Retype the whole listing verbatim and keep the pictures out of it.
** START Listed entries **
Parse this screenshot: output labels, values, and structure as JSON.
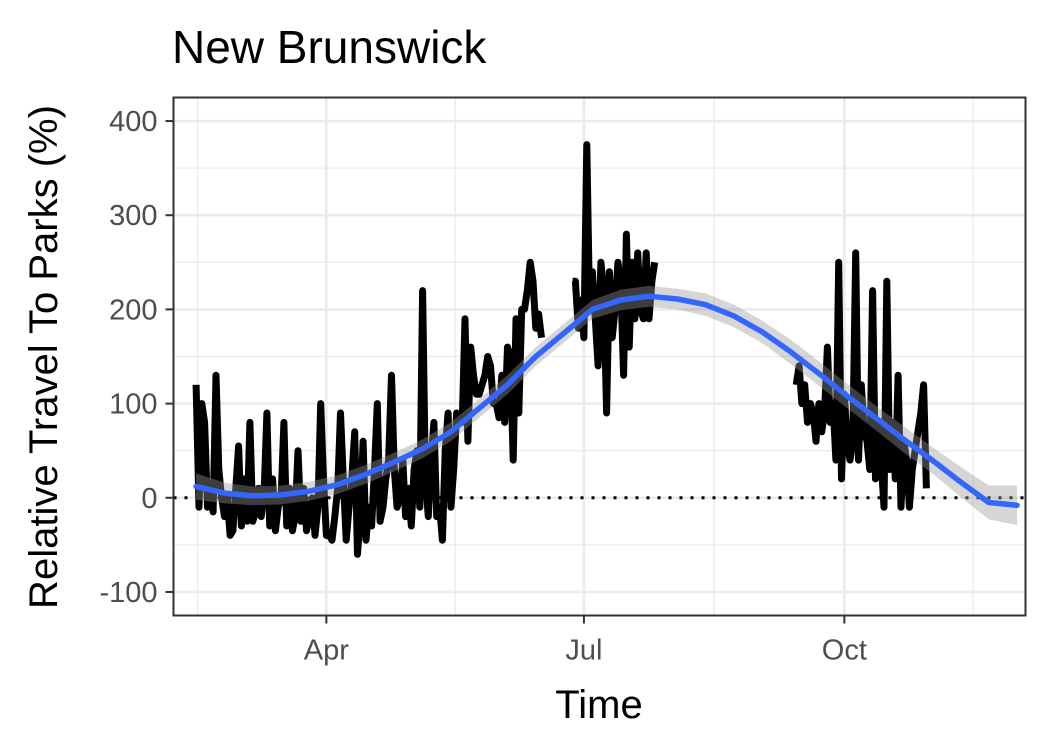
{
  "chart_data": {
    "type": "line",
    "title": "New Brunswick",
    "xlabel": "Time",
    "ylabel": "Relative Travel To Parks (%)",
    "xlim": [
      "2020-02-07",
      "2020-12-04"
    ],
    "ylim": [
      -125,
      425
    ],
    "x_ticks": [
      {
        "date": "2020-04-01",
        "label": "Apr"
      },
      {
        "date": "2020-07-01",
        "label": "Jul"
      },
      {
        "date": "2020-10-01",
        "label": "Oct"
      }
    ],
    "y_ticks": [
      -100,
      0,
      100,
      200,
      300,
      400
    ],
    "grid": true,
    "reference_line": {
      "y": 0,
      "style": "dotted",
      "color": "#000000"
    },
    "colors": {
      "line": "#000000",
      "smooth": "#3366ff",
      "ribbon": "#999999",
      "panel_border": "#333333",
      "grid": "#ebebeb"
    },
    "series": [
      {
        "type": "line",
        "segments": [
          {
            "start": "2020-02-15",
            "values": [
              120,
              -10,
              100,
              80,
              -10,
              15,
              -15,
              130,
              30,
              0,
              -20,
              0,
              -40,
              -35,
              10,
              55,
              -30,
              20,
              -25,
              80,
              -25,
              -15,
              10,
              -20,
              5,
              90,
              -30,
              20,
              -35,
              -10,
              0,
              80,
              -30,
              10,
              -35,
              -20,
              50,
              -25,
              10,
              -35,
              -20,
              0,
              -40,
              -10,
              100,
              20,
              -40,
              -40,
              -45,
              -20,
              10,
              90,
              20,
              -45,
              -10,
              20,
              70,
              -60,
              -20,
              60,
              -45,
              -10,
              -30,
              30,
              100,
              -25,
              -10,
              20,
              40,
              130,
              30,
              -10,
              0,
              40,
              -20,
              10,
              -30,
              30,
              50,
              -10,
              220,
              20,
              -20,
              40,
              80,
              -20,
              -10,
              -45,
              50,
              90,
              -10,
              30,
              90,
              80,
              80,
              190,
              60,
              160,
              130,
              110,
              110,
              120,
              130,
              150,
              140,
              100,
              100,
              85,
              130,
              80,
              160,
              150,
              40,
              190,
              90,
              200,
              200,
              220,
              250,
              230,
              180,
              195,
              170
            ]
          },
          {
            "start": "2020-06-27",
            "values": [
              230,
              230,
              180,
              210,
              170,
              375,
              200,
              240,
              190,
              140,
              250,
              220,
              90,
              240,
              170,
              200,
              250,
              230,
              130,
              280,
              160,
              250,
              190,
              260,
              200,
              190,
              260,
              190,
              230,
              250
            ]
          },
          {
            "start": "2020-09-14",
            "values": [
              120,
              140,
              100,
              120,
              80,
              100,
              90,
              60,
              100,
              70,
              90,
              160,
              80,
              100,
              40,
              250,
              20,
              110,
              60,
              40,
              60,
              260,
              40,
              120,
              70,
              60,
              30,
              220,
              20,
              80,
              40,
              -10,
              230,
              30,
              80,
              20,
              130,
              -10,
              60,
              40,
              -10,
              30,
              50,
              70,
              90,
              120,
              10
            ]
          }
        ]
      },
      {
        "type": "smooth",
        "x": [
          "2020-02-15",
          "2020-02-25",
          "2020-03-06",
          "2020-03-16",
          "2020-03-26",
          "2020-04-05",
          "2020-04-15",
          "2020-04-25",
          "2020-05-05",
          "2020-05-15",
          "2020-05-25",
          "2020-06-04",
          "2020-06-14",
          "2020-06-24",
          "2020-07-04",
          "2020-07-14",
          "2020-07-24",
          "2020-08-03",
          "2020-08-13",
          "2020-08-23",
          "2020-09-02",
          "2020-09-12",
          "2020-09-22",
          "2020-10-02",
          "2020-10-12",
          "2020-10-22",
          "2020-11-01",
          "2020-11-11",
          "2020-11-21",
          "2020-12-01"
        ],
        "values": [
          12,
          5,
          2,
          3,
          7,
          14,
          25,
          38,
          52,
          70,
          95,
          120,
          150,
          175,
          200,
          210,
          214,
          211,
          205,
          193,
          176,
          155,
          132,
          108,
          85,
          62,
          40,
          17,
          -5,
          -8
        ],
        "ci_halfwidth": [
          14,
          11,
          10,
          10,
          10,
          10,
          10,
          10,
          10,
          10,
          10,
          10,
          10,
          10,
          10,
          11,
          11,
          11,
          12,
          12,
          12,
          13,
          13,
          13,
          13,
          14,
          14,
          16,
          18,
          21
        ]
      }
    ]
  }
}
** END Listed entries **
### Solution to the exercise:
Parse this screenshot: output labels, values, and structure as JSON.
{
  "chart_data": {
    "type": "line",
    "title": "New Brunswick",
    "xlabel": "Time",
    "ylabel": "Relative Travel To Parks (%)",
    "xlim": [
      "2020-02-07",
      "2020-12-04"
    ],
    "ylim": [
      -125,
      425
    ],
    "x_ticks": [
      {
        "date": "2020-04-01",
        "label": "Apr"
      },
      {
        "date": "2020-07-01",
        "label": "Jul"
      },
      {
        "date": "2020-10-01",
        "label": "Oct"
      }
    ],
    "y_ticks": [
      -100,
      0,
      100,
      200,
      300,
      400
    ],
    "grid": true,
    "reference_line": {
      "y": 0,
      "style": "dotted",
      "color": "#000000"
    },
    "colors": {
      "line": "#000000",
      "smooth": "#3366ff",
      "ribbon": "#999999",
      "panel_border": "#333333",
      "grid": "#ebebeb"
    },
    "series": [
      {
        "type": "line",
        "segments": [
          {
            "start": "2020-02-15",
            "values": [
              120,
              -10,
              100,
              80,
              -10,
              15,
              -15,
              130,
              30,
              0,
              -20,
              0,
              -40,
              -35,
              10,
              55,
              -30,
              20,
              -25,
              80,
              -25,
              -15,
              10,
              -20,
              5,
              90,
              -30,
              20,
              -35,
              -10,
              0,
              80,
              -30,
              10,
              -35,
              -20,
              50,
              -25,
              10,
              -35,
              -20,
              0,
              -40,
              -10,
              100,
              20,
              -40,
              -40,
              -45,
              -20,
              10,
              90,
              20,
              -45,
              -10,
              20,
              70,
              -60,
              -20,
              60,
              -45,
              -10,
              -30,
              30,
              100,
              -25,
              -10,
              20,
              40,
              130,
              30,
              -10,
              0,
              40,
              -20,
              10,
              -30,
              30,
              50,
              -10,
              220,
              20,
              -20,
              40,
              80,
              -20,
              -10,
              -45,
              50,
              90,
              -10,
              30,
              90,
              80,
              80,
              190,
              60,
              160,
              130,
              110,
              110,
              120,
              130,
              150,
              140,
              100,
              100,
              85,
              130,
              80,
              160,
              150,
              40,
              190,
              90,
              200,
              200,
              220,
              250,
              230,
              180,
              195,
              170
            ]
          },
          {
            "start": "2020-06-27",
            "values": [
              230,
              230,
              180,
              210,
              170,
              375,
              200,
              240,
              190,
              140,
              250,
              220,
              90,
              240,
              170,
              200,
              250,
              230,
              130,
              280,
              160,
              250,
              190,
              260,
              200,
              190,
              260,
              190,
              230,
              250
            ]
          },
          {
            "start": "2020-09-14",
            "values": [
              120,
              140,
              100,
              120,
              80,
              100,
              90,
              60,
              100,
              70,
              90,
              160,
              80,
              100,
              40,
              250,
              20,
              110,
              60,
              40,
              60,
              260,
              40,
              120,
              70,
              60,
              30,
              220,
              20,
              80,
              40,
              -10,
              230,
              30,
              80,
              20,
              130,
              -10,
              60,
              40,
              -10,
              30,
              50,
              70,
              90,
              120,
              10
            ]
          }
        ]
      },
      {
        "type": "smooth",
        "x": [
          "2020-02-15",
          "2020-02-25",
          "2020-03-06",
          "2020-03-16",
          "2020-03-26",
          "2020-04-05",
          "2020-04-15",
          "2020-04-25",
          "2020-05-05",
          "2020-05-15",
          "2020-05-25",
          "2020-06-04",
          "2020-06-14",
          "2020-06-24",
          "2020-07-04",
          "2020-07-14",
          "2020-07-24",
          "2020-08-03",
          "2020-08-13",
          "2020-08-23",
          "2020-09-02",
          "2020-09-12",
          "2020-09-22",
          "2020-10-02",
          "2020-10-12",
          "2020-10-22",
          "2020-11-01",
          "2020-11-11",
          "2020-11-21",
          "2020-12-01"
        ],
        "values": [
          12,
          5,
          2,
          3,
          7,
          14,
          25,
          38,
          52,
          70,
          95,
          120,
          150,
          175,
          200,
          210,
          214,
          211,
          205,
          193,
          176,
          155,
          132,
          108,
          85,
          62,
          40,
          17,
          -5,
          -8
        ],
        "ci_halfwidth": [
          14,
          11,
          10,
          10,
          10,
          10,
          10,
          10,
          10,
          10,
          10,
          10,
          10,
          10,
          10,
          11,
          11,
          11,
          12,
          12,
          12,
          13,
          13,
          13,
          13,
          14,
          14,
          16,
          18,
          21
        ]
      }
    ]
  }
}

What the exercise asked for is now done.